◆ BRIEF ◆
Reproduce the items verbatim from the first line of the items through the line containing "data-label: 1 bbox=[147, 402, 157, 418]", including both of those lines.

◆ AVAILABLE RECORDS ◆
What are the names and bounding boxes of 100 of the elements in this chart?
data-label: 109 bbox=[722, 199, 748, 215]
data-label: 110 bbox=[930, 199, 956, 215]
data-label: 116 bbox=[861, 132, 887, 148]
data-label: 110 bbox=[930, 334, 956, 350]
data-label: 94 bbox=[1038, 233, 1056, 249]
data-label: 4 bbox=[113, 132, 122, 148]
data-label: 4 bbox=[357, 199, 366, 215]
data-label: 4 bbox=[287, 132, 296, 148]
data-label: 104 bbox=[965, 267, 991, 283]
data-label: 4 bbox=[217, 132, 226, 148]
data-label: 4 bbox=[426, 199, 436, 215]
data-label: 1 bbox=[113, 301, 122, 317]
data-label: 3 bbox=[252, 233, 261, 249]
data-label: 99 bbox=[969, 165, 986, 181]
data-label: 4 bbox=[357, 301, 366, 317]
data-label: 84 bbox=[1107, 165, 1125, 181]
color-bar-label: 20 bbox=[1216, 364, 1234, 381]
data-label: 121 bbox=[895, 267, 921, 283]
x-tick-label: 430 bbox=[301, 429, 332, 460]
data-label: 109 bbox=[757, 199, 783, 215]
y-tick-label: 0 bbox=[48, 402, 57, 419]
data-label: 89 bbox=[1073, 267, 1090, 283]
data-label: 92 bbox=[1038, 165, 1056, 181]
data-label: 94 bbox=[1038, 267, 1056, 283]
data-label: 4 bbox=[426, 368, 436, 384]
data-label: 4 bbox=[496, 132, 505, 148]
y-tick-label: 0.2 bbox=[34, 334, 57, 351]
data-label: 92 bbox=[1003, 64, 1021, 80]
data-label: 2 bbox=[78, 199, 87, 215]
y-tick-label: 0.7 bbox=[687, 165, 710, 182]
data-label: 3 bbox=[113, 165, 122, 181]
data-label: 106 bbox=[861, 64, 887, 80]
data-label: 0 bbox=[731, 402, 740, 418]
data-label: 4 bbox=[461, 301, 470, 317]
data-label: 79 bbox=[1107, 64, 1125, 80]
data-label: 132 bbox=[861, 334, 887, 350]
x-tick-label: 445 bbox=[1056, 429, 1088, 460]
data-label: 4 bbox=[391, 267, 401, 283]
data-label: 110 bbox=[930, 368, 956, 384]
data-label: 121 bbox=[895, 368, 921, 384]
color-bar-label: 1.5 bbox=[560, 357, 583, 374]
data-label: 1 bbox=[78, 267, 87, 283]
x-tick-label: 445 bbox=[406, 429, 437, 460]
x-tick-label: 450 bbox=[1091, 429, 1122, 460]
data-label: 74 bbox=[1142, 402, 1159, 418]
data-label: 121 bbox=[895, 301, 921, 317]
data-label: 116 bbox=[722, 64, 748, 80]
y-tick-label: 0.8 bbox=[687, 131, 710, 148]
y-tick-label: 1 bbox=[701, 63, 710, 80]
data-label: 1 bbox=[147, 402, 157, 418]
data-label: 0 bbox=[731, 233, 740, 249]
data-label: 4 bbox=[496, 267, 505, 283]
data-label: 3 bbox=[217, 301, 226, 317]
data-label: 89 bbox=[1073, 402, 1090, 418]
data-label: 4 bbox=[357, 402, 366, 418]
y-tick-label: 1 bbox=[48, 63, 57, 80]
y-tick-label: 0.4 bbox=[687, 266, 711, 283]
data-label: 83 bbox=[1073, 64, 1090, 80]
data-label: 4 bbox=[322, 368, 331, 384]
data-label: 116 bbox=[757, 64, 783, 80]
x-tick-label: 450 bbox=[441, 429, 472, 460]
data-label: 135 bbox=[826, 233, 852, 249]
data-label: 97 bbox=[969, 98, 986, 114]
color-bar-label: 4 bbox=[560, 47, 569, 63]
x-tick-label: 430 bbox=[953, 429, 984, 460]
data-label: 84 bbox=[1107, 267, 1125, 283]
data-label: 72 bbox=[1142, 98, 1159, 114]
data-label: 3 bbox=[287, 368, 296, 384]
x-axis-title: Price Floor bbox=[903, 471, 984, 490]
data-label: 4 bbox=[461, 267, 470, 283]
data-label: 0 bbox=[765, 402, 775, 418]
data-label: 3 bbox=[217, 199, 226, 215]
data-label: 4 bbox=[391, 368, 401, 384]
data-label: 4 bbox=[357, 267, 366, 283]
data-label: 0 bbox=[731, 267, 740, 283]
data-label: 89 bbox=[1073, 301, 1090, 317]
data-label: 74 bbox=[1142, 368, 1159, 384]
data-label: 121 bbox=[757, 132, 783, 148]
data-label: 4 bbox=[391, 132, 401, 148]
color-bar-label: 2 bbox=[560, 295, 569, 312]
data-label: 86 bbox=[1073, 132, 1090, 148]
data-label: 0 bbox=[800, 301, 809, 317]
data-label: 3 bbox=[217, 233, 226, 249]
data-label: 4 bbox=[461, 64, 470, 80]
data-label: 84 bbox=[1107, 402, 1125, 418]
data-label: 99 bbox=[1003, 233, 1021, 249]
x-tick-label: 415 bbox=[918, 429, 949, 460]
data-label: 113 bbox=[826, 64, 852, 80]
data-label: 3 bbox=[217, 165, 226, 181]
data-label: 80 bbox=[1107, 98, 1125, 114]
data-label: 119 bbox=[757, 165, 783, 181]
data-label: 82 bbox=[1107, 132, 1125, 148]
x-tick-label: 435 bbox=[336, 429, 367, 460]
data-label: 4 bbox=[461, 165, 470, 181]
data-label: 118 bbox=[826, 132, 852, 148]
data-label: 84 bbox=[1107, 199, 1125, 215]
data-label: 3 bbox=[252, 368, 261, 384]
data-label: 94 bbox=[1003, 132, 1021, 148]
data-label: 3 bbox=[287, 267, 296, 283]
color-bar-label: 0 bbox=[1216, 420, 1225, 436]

◆ TASK ANSWER ◆
What are the names and bounding boxes of 100 of the elements in this chart?
data-label: 109 bbox=[722, 199, 748, 215]
data-label: 110 bbox=[930, 199, 956, 215]
data-label: 116 bbox=[861, 132, 887, 148]
data-label: 110 bbox=[930, 334, 956, 350]
data-label: 94 bbox=[1038, 233, 1056, 249]
data-label: 4 bbox=[113, 132, 122, 148]
data-label: 4 bbox=[357, 199, 366, 215]
data-label: 4 bbox=[287, 132, 296, 148]
data-label: 104 bbox=[965, 267, 991, 283]
data-label: 4 bbox=[217, 132, 226, 148]
data-label: 4 bbox=[426, 199, 436, 215]
data-label: 1 bbox=[113, 301, 122, 317]
data-label: 3 bbox=[252, 233, 261, 249]
data-label: 99 bbox=[969, 165, 986, 181]
data-label: 4 bbox=[357, 301, 366, 317]
data-label: 84 bbox=[1107, 165, 1125, 181]
color-bar-label: 20 bbox=[1216, 364, 1234, 381]
data-label: 121 bbox=[895, 267, 921, 283]
x-tick-label: 430 bbox=[301, 429, 332, 460]
data-label: 109 bbox=[757, 199, 783, 215]
y-tick-label: 0 bbox=[48, 402, 57, 419]
data-label: 89 bbox=[1073, 267, 1090, 283]
data-label: 92 bbox=[1038, 165, 1056, 181]
data-label: 94 bbox=[1038, 267, 1056, 283]
data-label: 4 bbox=[426, 368, 436, 384]
data-label: 4 bbox=[496, 132, 505, 148]
y-tick-label: 0.2 bbox=[34, 334, 57, 351]
data-label: 92 bbox=[1003, 64, 1021, 80]
data-label: 2 bbox=[78, 199, 87, 215]
y-tick-label: 0.7 bbox=[687, 165, 710, 182]
data-label: 3 bbox=[113, 165, 122, 181]
data-label: 106 bbox=[861, 64, 887, 80]
data-label: 0 bbox=[731, 402, 740, 418]
data-label: 4 bbox=[461, 301, 470, 317]
data-label: 79 bbox=[1107, 64, 1125, 80]
data-label: 132 bbox=[861, 334, 887, 350]
x-tick-label: 445 bbox=[1056, 429, 1088, 460]
data-label: 4 bbox=[391, 267, 401, 283]
data-label: 110 bbox=[930, 368, 956, 384]
data-label: 121 bbox=[895, 368, 921, 384]
color-bar-label: 1.5 bbox=[560, 357, 583, 374]
data-label: 1 bbox=[78, 267, 87, 283]
x-tick-label: 445 bbox=[406, 429, 437, 460]
x-tick-label: 450 bbox=[1091, 429, 1122, 460]
data-label: 74 bbox=[1142, 402, 1159, 418]
data-label: 121 bbox=[895, 301, 921, 317]
data-label: 116 bbox=[722, 64, 748, 80]
y-tick-label: 0.8 bbox=[687, 131, 710, 148]
y-tick-label: 1 bbox=[701, 63, 710, 80]
data-label: 1 bbox=[147, 402, 157, 418]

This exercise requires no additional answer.